**The task**
Pull out every line of the listing below where "Chinchillas" appears.

**Materials provided**
·····

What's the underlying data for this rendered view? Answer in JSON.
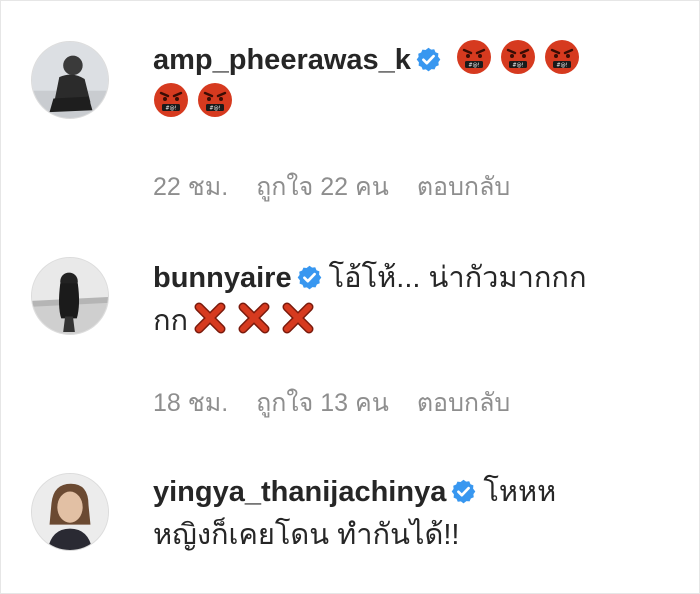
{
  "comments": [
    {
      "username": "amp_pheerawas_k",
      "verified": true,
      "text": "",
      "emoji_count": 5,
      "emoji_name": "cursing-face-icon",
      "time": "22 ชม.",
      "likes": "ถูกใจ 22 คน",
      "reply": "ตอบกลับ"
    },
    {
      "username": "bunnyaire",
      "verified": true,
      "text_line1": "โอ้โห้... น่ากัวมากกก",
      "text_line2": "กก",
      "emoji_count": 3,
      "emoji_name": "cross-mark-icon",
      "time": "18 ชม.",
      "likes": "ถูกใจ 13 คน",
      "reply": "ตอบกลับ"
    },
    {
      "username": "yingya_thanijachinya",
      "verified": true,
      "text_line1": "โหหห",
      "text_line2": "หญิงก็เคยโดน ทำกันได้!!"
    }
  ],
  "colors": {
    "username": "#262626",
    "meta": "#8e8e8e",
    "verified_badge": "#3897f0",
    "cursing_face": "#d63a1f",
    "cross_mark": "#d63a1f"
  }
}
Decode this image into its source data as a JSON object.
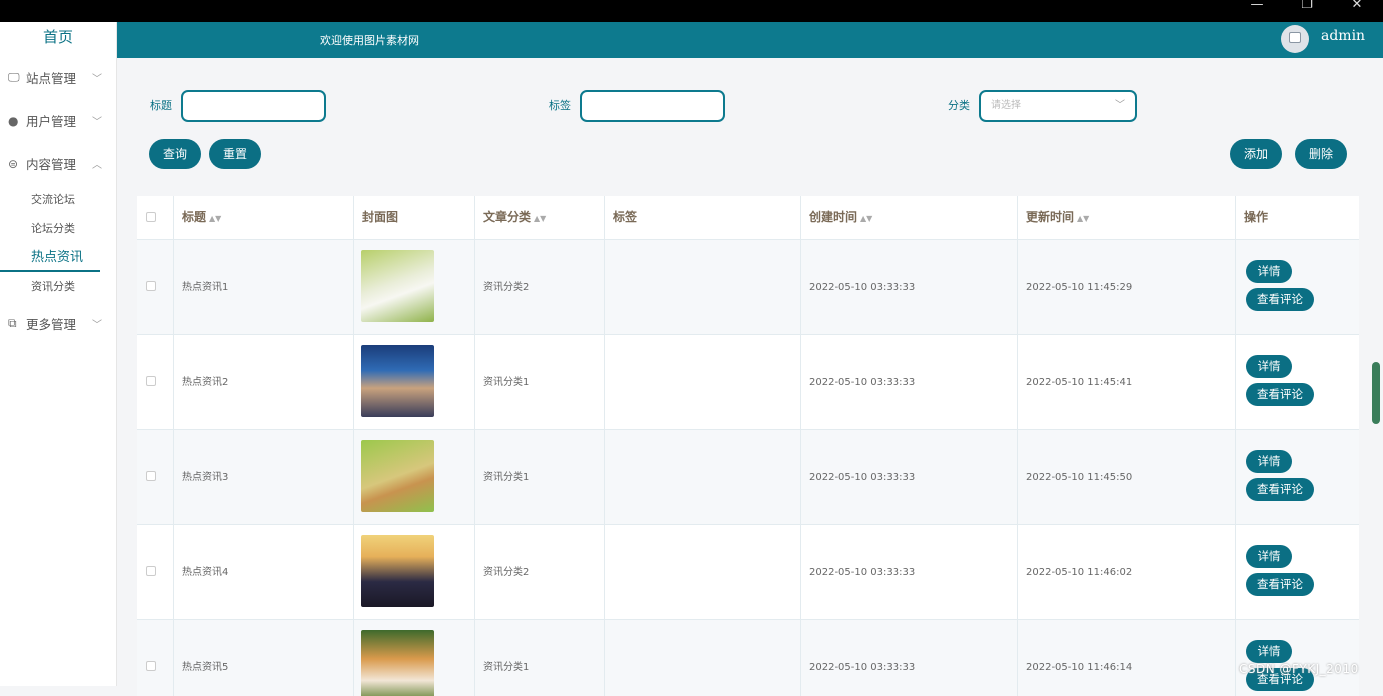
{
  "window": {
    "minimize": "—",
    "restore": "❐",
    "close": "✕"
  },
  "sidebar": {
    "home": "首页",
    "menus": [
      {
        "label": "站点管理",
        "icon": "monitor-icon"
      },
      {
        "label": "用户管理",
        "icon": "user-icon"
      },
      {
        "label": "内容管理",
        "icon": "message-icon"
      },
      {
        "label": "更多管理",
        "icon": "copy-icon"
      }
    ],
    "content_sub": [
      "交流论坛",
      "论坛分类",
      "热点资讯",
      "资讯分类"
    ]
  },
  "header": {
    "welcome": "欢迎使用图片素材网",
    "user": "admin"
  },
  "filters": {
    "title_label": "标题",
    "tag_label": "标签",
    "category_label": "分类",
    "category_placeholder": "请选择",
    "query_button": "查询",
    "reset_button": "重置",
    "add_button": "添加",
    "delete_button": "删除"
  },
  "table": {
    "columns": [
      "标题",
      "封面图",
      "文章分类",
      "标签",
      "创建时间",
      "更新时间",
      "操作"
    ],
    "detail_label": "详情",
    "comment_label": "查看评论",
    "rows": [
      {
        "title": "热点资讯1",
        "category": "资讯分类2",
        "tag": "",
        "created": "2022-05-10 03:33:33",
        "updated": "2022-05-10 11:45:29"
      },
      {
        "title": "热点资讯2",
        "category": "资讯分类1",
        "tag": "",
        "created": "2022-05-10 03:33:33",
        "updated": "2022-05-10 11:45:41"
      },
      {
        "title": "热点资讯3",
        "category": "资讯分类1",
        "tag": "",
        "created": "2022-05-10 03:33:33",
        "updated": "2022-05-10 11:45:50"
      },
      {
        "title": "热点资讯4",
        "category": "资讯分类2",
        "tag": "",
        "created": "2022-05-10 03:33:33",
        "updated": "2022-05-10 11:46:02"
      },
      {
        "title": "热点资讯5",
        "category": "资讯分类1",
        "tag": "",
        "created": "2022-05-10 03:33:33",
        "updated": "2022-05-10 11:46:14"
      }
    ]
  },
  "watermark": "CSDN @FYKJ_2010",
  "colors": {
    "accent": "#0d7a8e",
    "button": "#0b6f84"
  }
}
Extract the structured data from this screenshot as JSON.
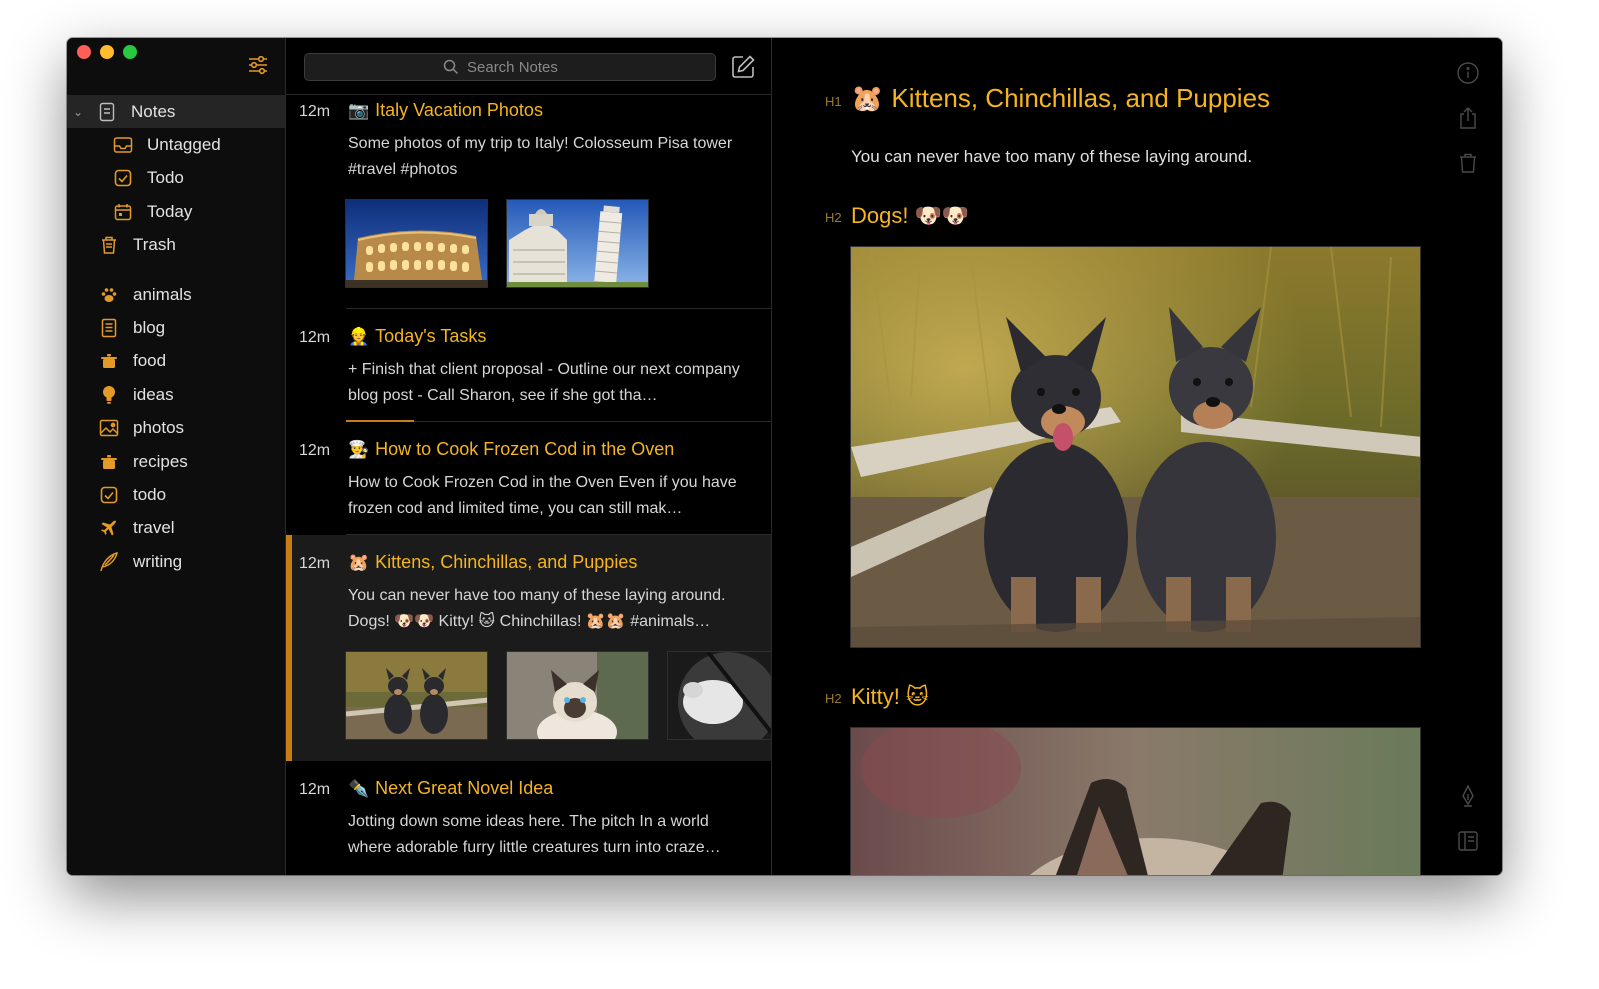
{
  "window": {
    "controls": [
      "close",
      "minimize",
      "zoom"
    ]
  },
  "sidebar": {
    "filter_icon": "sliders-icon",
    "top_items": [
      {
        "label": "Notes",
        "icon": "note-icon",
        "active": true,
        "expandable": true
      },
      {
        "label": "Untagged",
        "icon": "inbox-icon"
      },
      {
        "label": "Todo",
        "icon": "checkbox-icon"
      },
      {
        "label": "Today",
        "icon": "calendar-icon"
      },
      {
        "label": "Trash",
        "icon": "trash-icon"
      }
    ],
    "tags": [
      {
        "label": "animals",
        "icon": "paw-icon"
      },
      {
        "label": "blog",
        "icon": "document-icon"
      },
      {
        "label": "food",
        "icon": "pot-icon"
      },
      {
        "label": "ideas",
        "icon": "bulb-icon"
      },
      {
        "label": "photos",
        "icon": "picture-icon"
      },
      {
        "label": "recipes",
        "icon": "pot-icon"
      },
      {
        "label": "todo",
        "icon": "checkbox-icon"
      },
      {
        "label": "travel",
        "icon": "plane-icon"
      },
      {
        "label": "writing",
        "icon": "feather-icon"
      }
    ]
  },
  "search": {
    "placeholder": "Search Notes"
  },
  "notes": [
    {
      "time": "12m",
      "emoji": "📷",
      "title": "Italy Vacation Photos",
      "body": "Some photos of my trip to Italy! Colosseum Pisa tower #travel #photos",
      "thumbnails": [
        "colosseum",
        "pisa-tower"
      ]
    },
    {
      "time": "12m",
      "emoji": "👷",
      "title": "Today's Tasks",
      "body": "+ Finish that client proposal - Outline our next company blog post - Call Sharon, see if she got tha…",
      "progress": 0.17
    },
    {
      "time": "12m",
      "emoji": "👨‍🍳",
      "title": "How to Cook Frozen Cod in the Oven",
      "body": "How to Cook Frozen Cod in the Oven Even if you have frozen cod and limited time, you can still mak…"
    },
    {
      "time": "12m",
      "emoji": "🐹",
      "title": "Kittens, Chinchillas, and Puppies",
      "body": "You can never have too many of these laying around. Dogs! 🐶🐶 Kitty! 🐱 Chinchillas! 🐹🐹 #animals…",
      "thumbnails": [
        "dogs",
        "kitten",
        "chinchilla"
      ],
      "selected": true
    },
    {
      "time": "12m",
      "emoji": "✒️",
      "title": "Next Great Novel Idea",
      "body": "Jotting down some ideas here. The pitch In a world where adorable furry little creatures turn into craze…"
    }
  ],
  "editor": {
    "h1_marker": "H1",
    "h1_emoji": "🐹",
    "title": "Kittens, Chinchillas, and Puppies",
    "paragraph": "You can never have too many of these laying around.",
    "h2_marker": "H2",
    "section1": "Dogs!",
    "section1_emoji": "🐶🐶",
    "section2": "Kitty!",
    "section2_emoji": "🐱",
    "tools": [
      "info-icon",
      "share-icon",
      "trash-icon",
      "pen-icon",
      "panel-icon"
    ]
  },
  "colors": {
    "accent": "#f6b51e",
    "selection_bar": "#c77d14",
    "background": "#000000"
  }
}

·····

**Solved exercise**
      "title": "Kittens, Chinchillas, and Puppies",
      "body": "You can never have too many of these laying around. Dogs! 🐶🐶 Kitty! 🐱 Chinchillas! 🐹🐹 #animals…",
    "title": "Kittens, Chinchillas, and Puppies",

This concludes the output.